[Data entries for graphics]

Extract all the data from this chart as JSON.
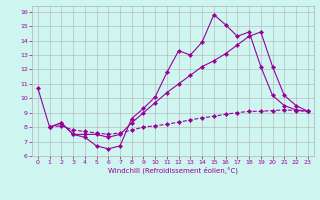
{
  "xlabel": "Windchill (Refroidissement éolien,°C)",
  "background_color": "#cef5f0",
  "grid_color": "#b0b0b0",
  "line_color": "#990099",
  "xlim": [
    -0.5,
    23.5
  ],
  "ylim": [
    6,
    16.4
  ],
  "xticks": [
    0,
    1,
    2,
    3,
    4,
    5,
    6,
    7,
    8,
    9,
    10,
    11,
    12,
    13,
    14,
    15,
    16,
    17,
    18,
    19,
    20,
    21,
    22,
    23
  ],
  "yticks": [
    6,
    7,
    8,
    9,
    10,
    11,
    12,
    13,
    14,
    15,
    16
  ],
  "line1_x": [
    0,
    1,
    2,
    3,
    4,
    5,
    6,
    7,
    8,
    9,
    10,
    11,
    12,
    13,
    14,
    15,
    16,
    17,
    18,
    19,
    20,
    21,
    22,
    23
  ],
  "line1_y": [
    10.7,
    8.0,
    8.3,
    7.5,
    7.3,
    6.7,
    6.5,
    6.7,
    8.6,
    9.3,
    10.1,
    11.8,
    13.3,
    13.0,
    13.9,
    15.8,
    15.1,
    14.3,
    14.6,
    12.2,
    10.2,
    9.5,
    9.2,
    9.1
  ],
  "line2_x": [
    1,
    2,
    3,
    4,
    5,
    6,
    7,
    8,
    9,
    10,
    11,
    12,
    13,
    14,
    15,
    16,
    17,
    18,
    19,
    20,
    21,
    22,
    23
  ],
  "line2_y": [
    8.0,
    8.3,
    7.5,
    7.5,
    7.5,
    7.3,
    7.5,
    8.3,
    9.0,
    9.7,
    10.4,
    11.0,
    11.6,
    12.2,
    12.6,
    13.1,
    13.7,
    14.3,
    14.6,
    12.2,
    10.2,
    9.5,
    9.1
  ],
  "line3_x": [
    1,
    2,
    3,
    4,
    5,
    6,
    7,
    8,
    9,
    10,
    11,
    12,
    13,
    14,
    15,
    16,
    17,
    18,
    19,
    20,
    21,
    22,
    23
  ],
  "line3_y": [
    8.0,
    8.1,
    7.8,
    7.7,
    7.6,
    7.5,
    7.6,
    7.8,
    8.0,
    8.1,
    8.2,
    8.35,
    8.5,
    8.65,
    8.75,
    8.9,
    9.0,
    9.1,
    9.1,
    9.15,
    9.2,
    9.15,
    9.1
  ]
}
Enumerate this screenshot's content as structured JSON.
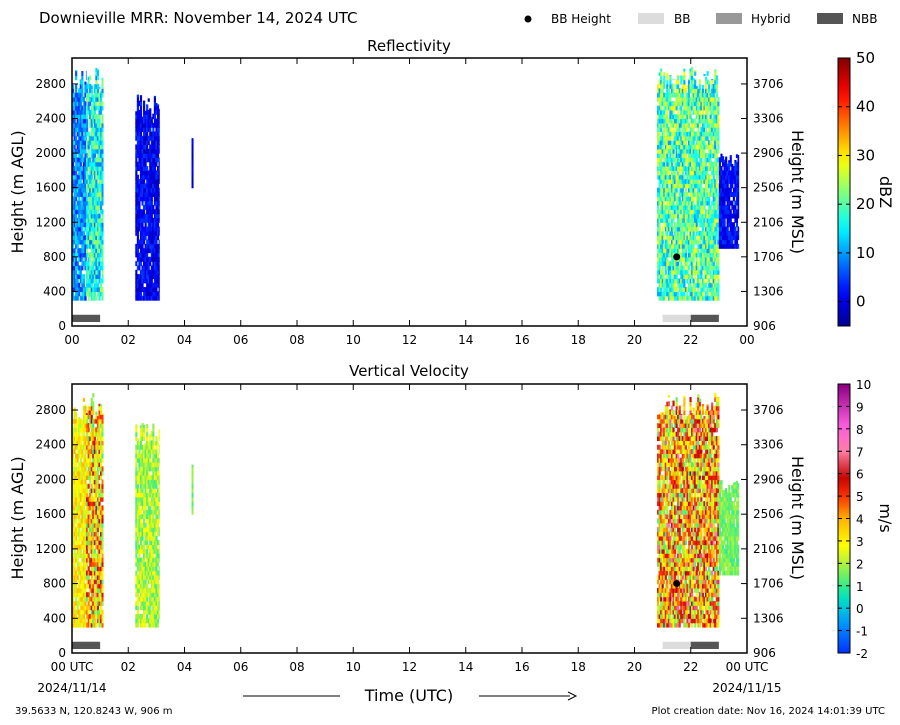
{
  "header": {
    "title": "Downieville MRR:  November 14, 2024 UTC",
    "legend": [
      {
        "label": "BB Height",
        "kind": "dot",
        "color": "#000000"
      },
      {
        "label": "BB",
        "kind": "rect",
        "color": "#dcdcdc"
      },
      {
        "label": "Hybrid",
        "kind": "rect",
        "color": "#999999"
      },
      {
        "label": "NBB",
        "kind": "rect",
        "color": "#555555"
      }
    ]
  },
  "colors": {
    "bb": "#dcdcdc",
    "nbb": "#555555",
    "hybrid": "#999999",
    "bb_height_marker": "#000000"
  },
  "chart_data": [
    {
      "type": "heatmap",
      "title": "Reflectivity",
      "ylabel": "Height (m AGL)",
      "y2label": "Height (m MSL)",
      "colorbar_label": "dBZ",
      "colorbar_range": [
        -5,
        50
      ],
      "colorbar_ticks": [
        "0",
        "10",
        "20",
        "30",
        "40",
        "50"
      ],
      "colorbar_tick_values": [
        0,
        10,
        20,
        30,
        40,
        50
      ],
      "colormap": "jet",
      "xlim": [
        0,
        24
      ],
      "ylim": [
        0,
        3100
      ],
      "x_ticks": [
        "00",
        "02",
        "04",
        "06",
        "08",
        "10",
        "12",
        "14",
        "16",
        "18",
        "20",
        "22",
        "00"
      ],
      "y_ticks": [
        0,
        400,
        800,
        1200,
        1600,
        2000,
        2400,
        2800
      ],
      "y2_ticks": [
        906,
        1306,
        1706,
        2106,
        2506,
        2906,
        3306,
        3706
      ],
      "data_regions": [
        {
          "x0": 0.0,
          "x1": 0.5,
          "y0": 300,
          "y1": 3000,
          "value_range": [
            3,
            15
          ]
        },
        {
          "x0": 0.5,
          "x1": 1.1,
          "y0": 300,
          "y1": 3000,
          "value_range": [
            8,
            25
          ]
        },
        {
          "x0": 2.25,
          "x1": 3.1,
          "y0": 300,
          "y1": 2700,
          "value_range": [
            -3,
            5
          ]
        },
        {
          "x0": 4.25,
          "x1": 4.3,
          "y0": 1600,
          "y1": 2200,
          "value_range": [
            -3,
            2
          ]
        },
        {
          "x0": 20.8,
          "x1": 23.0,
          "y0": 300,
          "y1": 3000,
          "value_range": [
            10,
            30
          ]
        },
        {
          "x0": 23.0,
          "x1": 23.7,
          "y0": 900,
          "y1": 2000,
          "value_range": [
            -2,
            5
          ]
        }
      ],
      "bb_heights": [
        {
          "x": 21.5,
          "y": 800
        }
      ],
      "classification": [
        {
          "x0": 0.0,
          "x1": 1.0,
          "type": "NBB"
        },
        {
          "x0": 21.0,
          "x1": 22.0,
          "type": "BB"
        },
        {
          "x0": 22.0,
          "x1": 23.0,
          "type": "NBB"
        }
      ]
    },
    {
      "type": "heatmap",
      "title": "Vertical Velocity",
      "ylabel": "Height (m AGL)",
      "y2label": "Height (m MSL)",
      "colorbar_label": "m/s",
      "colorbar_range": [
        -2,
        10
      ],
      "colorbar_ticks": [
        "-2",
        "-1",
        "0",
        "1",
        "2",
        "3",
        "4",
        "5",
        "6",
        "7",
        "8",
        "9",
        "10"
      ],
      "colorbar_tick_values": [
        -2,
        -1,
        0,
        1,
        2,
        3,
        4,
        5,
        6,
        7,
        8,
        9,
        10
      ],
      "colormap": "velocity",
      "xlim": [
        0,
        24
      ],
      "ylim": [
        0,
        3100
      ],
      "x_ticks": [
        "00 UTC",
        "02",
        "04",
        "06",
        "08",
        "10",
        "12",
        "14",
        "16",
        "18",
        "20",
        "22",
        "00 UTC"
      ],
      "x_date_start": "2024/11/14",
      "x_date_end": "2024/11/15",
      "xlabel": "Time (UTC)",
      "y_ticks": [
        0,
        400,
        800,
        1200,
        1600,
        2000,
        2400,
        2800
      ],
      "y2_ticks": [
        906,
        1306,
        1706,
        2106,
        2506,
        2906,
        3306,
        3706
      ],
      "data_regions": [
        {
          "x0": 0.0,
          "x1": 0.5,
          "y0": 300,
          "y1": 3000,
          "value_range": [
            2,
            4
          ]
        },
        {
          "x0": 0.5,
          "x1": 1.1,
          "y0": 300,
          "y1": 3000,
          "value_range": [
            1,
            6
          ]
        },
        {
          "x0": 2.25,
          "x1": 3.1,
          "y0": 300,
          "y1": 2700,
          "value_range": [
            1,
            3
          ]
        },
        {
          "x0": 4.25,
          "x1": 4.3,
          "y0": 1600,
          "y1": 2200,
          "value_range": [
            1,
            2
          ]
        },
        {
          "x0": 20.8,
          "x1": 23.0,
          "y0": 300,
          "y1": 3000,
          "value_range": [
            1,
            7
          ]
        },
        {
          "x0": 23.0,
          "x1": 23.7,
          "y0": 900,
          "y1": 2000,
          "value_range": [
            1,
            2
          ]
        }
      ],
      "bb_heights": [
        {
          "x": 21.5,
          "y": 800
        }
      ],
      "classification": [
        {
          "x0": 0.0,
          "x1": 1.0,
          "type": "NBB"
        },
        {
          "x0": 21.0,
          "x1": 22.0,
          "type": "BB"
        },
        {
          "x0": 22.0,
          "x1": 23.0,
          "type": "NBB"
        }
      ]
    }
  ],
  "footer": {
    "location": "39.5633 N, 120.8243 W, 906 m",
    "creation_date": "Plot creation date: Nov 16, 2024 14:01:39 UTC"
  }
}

:: Request ::
From the entries above, extract every line where the word "title" appears.

:: Result ::
    "title": "Downieville MRR:  November 14, 2024 UTC",
      "title": "Reflectivity",
      "title": "Vertical Velocity",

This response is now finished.